What to produce: Copy every line of the data in which the word "value" occurs.

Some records
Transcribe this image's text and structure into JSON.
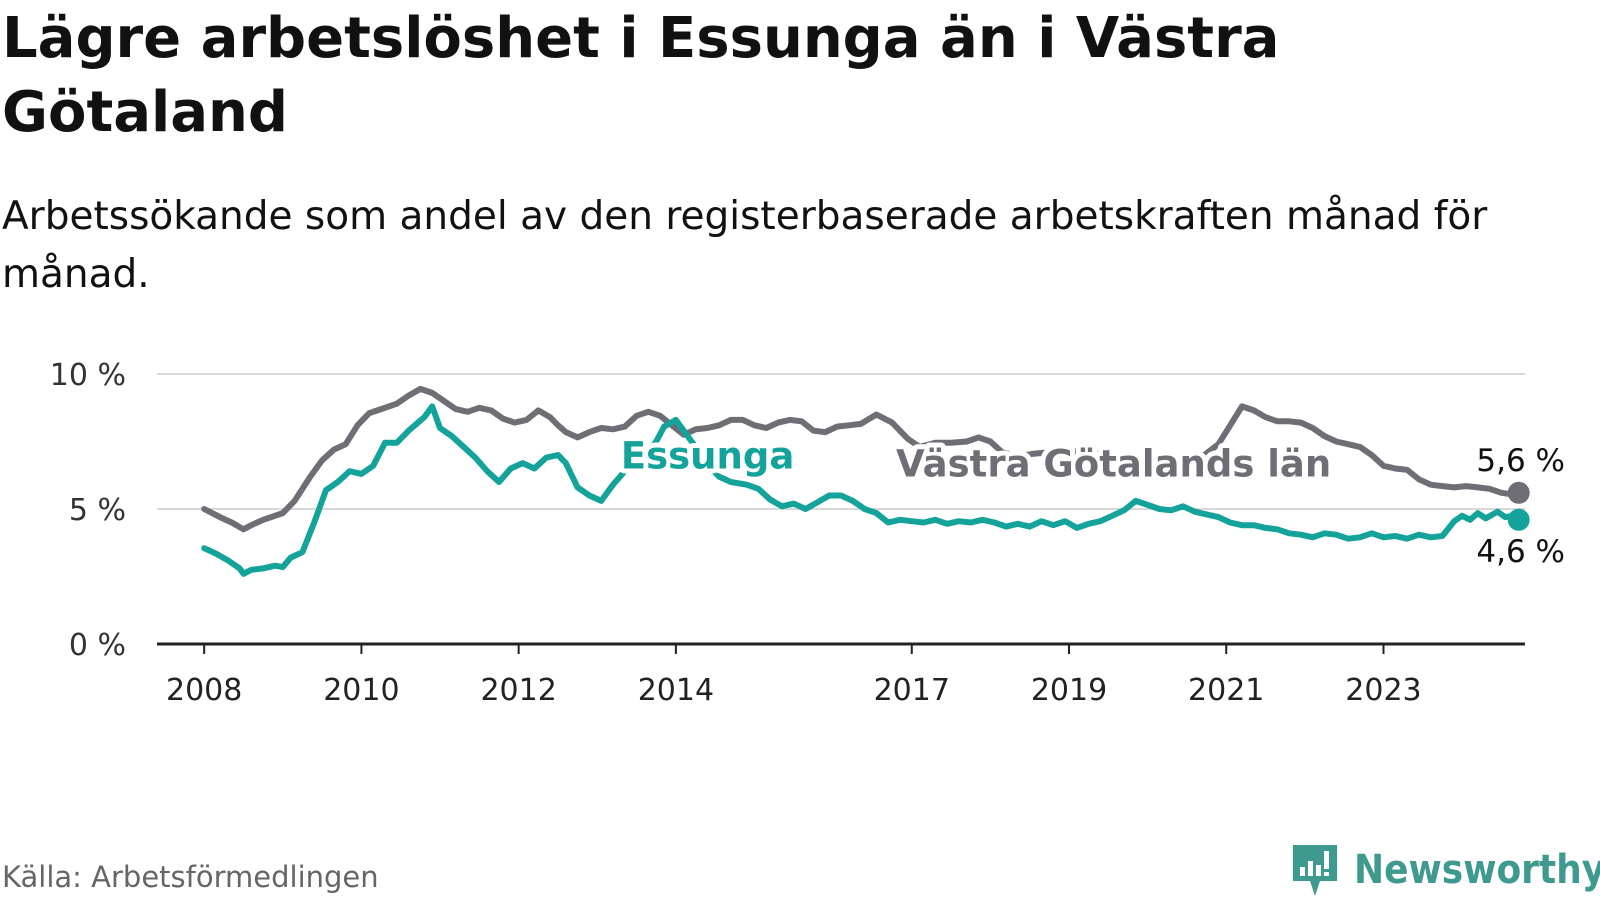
{
  "title": "Lägre arbetslöshet i Essunga än i Västra Götaland",
  "subtitle": "Arbetssökande som andel av den registerbaserade arbetskraften månad för månad.",
  "source": "Källa: Arbetsförmedlingen",
  "brand": "Newsworthy",
  "colors": {
    "essunga": "#14a39a",
    "vastra_gotaland": "#6e6e76",
    "grid": "#d9d9d9",
    "axis": "#222222",
    "brand": "#3e9a8e"
  },
  "chart_data": {
    "type": "line",
    "x_unit": "year",
    "xlim": [
      2007.4,
      2024.8
    ],
    "ylim": [
      0,
      10
    ],
    "y_ticks": [
      {
        "value": 0,
        "label": "0 %"
      },
      {
        "value": 5,
        "label": "5 %"
      },
      {
        "value": 10,
        "label": "10 %"
      }
    ],
    "x_ticks": [
      {
        "value": 2008,
        "label": "2008"
      },
      {
        "value": 2010,
        "label": "2010"
      },
      {
        "value": 2012,
        "label": "2012"
      },
      {
        "value": 2014,
        "label": "2014"
      },
      {
        "value": 2017,
        "label": "2017"
      },
      {
        "value": 2019,
        "label": "2019"
      },
      {
        "value": 2021,
        "label": "2021"
      },
      {
        "value": 2023,
        "label": "2023"
      }
    ],
    "grid": true,
    "series": [
      {
        "name": "Västra Götalands län",
        "color_key": "vastra_gotaland",
        "label_pos": {
          "x": 2016.8,
          "y": 6.2
        },
        "end_label": "5,6 %",
        "end_label_position": "above",
        "points": [
          [
            2008.0,
            5.0
          ],
          [
            2008.2,
            4.7
          ],
          [
            2008.35,
            4.5
          ],
          [
            2008.5,
            4.25
          ],
          [
            2008.6,
            4.4
          ],
          [
            2008.75,
            4.6
          ],
          [
            2009.0,
            4.85
          ],
          [
            2009.15,
            5.3
          ],
          [
            2009.35,
            6.2
          ],
          [
            2009.5,
            6.8
          ],
          [
            2009.65,
            7.2
          ],
          [
            2009.8,
            7.4
          ],
          [
            2009.95,
            8.1
          ],
          [
            2010.1,
            8.55
          ],
          [
            2010.25,
            8.7
          ],
          [
            2010.45,
            8.9
          ],
          [
            2010.6,
            9.2
          ],
          [
            2010.75,
            9.45
          ],
          [
            2010.9,
            9.3
          ],
          [
            2011.05,
            9.0
          ],
          [
            2011.2,
            8.7
          ],
          [
            2011.35,
            8.6
          ],
          [
            2011.5,
            8.75
          ],
          [
            2011.65,
            8.65
          ],
          [
            2011.8,
            8.35
          ],
          [
            2011.95,
            8.2
          ],
          [
            2012.1,
            8.3
          ],
          [
            2012.25,
            8.65
          ],
          [
            2012.4,
            8.4
          ],
          [
            2012.5,
            8.1
          ],
          [
            2012.6,
            7.85
          ],
          [
            2012.75,
            7.65
          ],
          [
            2012.9,
            7.85
          ],
          [
            2013.05,
            8.0
          ],
          [
            2013.2,
            7.95
          ],
          [
            2013.35,
            8.05
          ],
          [
            2013.5,
            8.45
          ],
          [
            2013.65,
            8.6
          ],
          [
            2013.8,
            8.45
          ],
          [
            2013.95,
            8.1
          ],
          [
            2014.1,
            7.75
          ],
          [
            2014.25,
            7.95
          ],
          [
            2014.4,
            8.0
          ],
          [
            2014.55,
            8.1
          ],
          [
            2014.7,
            8.3
          ],
          [
            2014.85,
            8.3
          ],
          [
            2015.0,
            8.1
          ],
          [
            2015.15,
            8.0
          ],
          [
            2015.3,
            8.2
          ],
          [
            2015.45,
            8.3
          ],
          [
            2015.6,
            8.25
          ],
          [
            2015.75,
            7.9
          ],
          [
            2015.9,
            7.85
          ],
          [
            2016.05,
            8.05
          ],
          [
            2016.2,
            8.1
          ],
          [
            2016.35,
            8.15
          ],
          [
            2016.55,
            8.5
          ],
          [
            2016.75,
            8.2
          ],
          [
            2016.95,
            7.6
          ],
          [
            2017.1,
            7.3
          ],
          [
            2017.3,
            7.45
          ],
          [
            2017.5,
            7.45
          ],
          [
            2017.7,
            7.5
          ],
          [
            2017.85,
            7.65
          ],
          [
            2018.0,
            7.5
          ],
          [
            2018.15,
            7.1
          ],
          [
            2018.35,
            6.95
          ],
          [
            2018.55,
            7.05
          ],
          [
            2018.75,
            7.1
          ],
          [
            2018.95,
            7.1
          ],
          [
            2019.15,
            7.15
          ],
          [
            2019.35,
            7.05
          ],
          [
            2019.55,
            6.9
          ],
          [
            2019.75,
            7.0
          ],
          [
            2019.95,
            6.9
          ],
          [
            2020.1,
            6.75
          ],
          [
            2020.3,
            6.75
          ],
          [
            2020.5,
            6.8
          ],
          [
            2020.7,
            6.95
          ],
          [
            2020.9,
            7.4
          ],
          [
            2021.05,
            8.1
          ],
          [
            2021.2,
            8.8
          ],
          [
            2021.35,
            8.65
          ],
          [
            2021.5,
            8.4
          ],
          [
            2021.65,
            8.25
          ],
          [
            2021.8,
            8.25
          ],
          [
            2021.95,
            8.2
          ],
          [
            2022.1,
            8.0
          ],
          [
            2022.25,
            7.7
          ],
          [
            2022.4,
            7.5
          ],
          [
            2022.55,
            7.4
          ],
          [
            2022.7,
            7.3
          ],
          [
            2022.85,
            7.0
          ],
          [
            2023.0,
            6.6
          ],
          [
            2023.15,
            6.5
          ],
          [
            2023.3,
            6.45
          ],
          [
            2023.45,
            6.1
          ],
          [
            2023.6,
            5.9
          ],
          [
            2023.75,
            5.85
          ],
          [
            2023.9,
            5.8
          ],
          [
            2024.05,
            5.85
          ],
          [
            2024.2,
            5.8
          ],
          [
            2024.35,
            5.75
          ],
          [
            2024.5,
            5.6
          ],
          [
            2024.62,
            5.55
          ],
          [
            2024.72,
            5.6
          ]
        ]
      },
      {
        "name": "Essunga",
        "color_key": "essunga",
        "label_pos": {
          "x": 2013.3,
          "y": 6.5
        },
        "end_label": "4,6 %",
        "end_label_position": "below",
        "points": [
          [
            2008.0,
            3.55
          ],
          [
            2008.15,
            3.35
          ],
          [
            2008.3,
            3.1
          ],
          [
            2008.45,
            2.8
          ],
          [
            2008.5,
            2.6
          ],
          [
            2008.6,
            2.75
          ],
          [
            2008.75,
            2.8
          ],
          [
            2008.9,
            2.9
          ],
          [
            2009.0,
            2.85
          ],
          [
            2009.1,
            3.2
          ],
          [
            2009.25,
            3.4
          ],
          [
            2009.4,
            4.5
          ],
          [
            2009.55,
            5.7
          ],
          [
            2009.7,
            6.0
          ],
          [
            2009.85,
            6.4
          ],
          [
            2010.0,
            6.3
          ],
          [
            2010.15,
            6.6
          ],
          [
            2010.3,
            7.45
          ],
          [
            2010.45,
            7.45
          ],
          [
            2010.6,
            7.9
          ],
          [
            2010.8,
            8.4
          ],
          [
            2010.9,
            8.8
          ],
          [
            2011.0,
            8.0
          ],
          [
            2011.15,
            7.7
          ],
          [
            2011.3,
            7.3
          ],
          [
            2011.45,
            6.9
          ],
          [
            2011.6,
            6.4
          ],
          [
            2011.75,
            6.0
          ],
          [
            2011.9,
            6.5
          ],
          [
            2012.05,
            6.7
          ],
          [
            2012.2,
            6.5
          ],
          [
            2012.35,
            6.9
          ],
          [
            2012.5,
            7.0
          ],
          [
            2012.6,
            6.7
          ],
          [
            2012.75,
            5.8
          ],
          [
            2012.9,
            5.5
          ],
          [
            2013.05,
            5.3
          ],
          [
            2013.2,
            5.9
          ],
          [
            2013.35,
            6.4
          ],
          [
            2013.5,
            6.85
          ],
          [
            2013.6,
            6.9
          ],
          [
            2013.75,
            7.5
          ],
          [
            2013.85,
            8.05
          ],
          [
            2014.0,
            8.3
          ],
          [
            2014.15,
            7.7
          ],
          [
            2014.3,
            7.1
          ],
          [
            2014.45,
            6.5
          ],
          [
            2014.55,
            6.2
          ],
          [
            2014.7,
            6.0
          ],
          [
            2014.9,
            5.9
          ],
          [
            2015.05,
            5.75
          ],
          [
            2015.2,
            5.35
          ],
          [
            2015.35,
            5.1
          ],
          [
            2015.5,
            5.2
          ],
          [
            2015.65,
            5.0
          ],
          [
            2015.8,
            5.25
          ],
          [
            2015.95,
            5.5
          ],
          [
            2016.1,
            5.5
          ],
          [
            2016.25,
            5.3
          ],
          [
            2016.4,
            5.0
          ],
          [
            2016.55,
            4.85
          ],
          [
            2016.7,
            4.5
          ],
          [
            2016.85,
            4.6
          ],
          [
            2017.0,
            4.55
          ],
          [
            2017.15,
            4.5
          ],
          [
            2017.3,
            4.6
          ],
          [
            2017.45,
            4.45
          ],
          [
            2017.6,
            4.55
          ],
          [
            2017.75,
            4.5
          ],
          [
            2017.9,
            4.6
          ],
          [
            2018.05,
            4.5
          ],
          [
            2018.2,
            4.35
          ],
          [
            2018.35,
            4.45
          ],
          [
            2018.5,
            4.35
          ],
          [
            2018.65,
            4.55
          ],
          [
            2018.8,
            4.4
          ],
          [
            2018.95,
            4.55
          ],
          [
            2019.1,
            4.3
          ],
          [
            2019.25,
            4.45
          ],
          [
            2019.4,
            4.55
          ],
          [
            2019.55,
            4.75
          ],
          [
            2019.7,
            4.95
          ],
          [
            2019.85,
            5.3
          ],
          [
            2020.0,
            5.15
          ],
          [
            2020.15,
            5.0
          ],
          [
            2020.3,
            4.95
          ],
          [
            2020.45,
            5.1
          ],
          [
            2020.6,
            4.9
          ],
          [
            2020.75,
            4.8
          ],
          [
            2020.9,
            4.7
          ],
          [
            2021.05,
            4.5
          ],
          [
            2021.2,
            4.4
          ],
          [
            2021.35,
            4.4
          ],
          [
            2021.5,
            4.3
          ],
          [
            2021.65,
            4.25
          ],
          [
            2021.8,
            4.1
          ],
          [
            2021.95,
            4.05
          ],
          [
            2022.1,
            3.95
          ],
          [
            2022.25,
            4.1
          ],
          [
            2022.4,
            4.05
          ],
          [
            2022.55,
            3.9
          ],
          [
            2022.7,
            3.95
          ],
          [
            2022.85,
            4.1
          ],
          [
            2023.0,
            3.95
          ],
          [
            2023.15,
            4.0
          ],
          [
            2023.3,
            3.9
          ],
          [
            2023.45,
            4.05
          ],
          [
            2023.6,
            3.95
          ],
          [
            2023.75,
            4.0
          ],
          [
            2023.9,
            4.55
          ],
          [
            2024.0,
            4.75
          ],
          [
            2024.1,
            4.6
          ],
          [
            2024.2,
            4.85
          ],
          [
            2024.3,
            4.65
          ],
          [
            2024.45,
            4.9
          ],
          [
            2024.55,
            4.7
          ],
          [
            2024.65,
            4.75
          ],
          [
            2024.72,
            4.6
          ]
        ]
      }
    ]
  }
}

Exercise answer:
        "value": 0,
        "value": 5,
        "value": 10,
        "value": 2008,
        "value": 2010,
        "value": 2012,
        "value": 2014,
        "value": 2017,
        "value": 2019,
        "value": 2021,
        "value": 2023,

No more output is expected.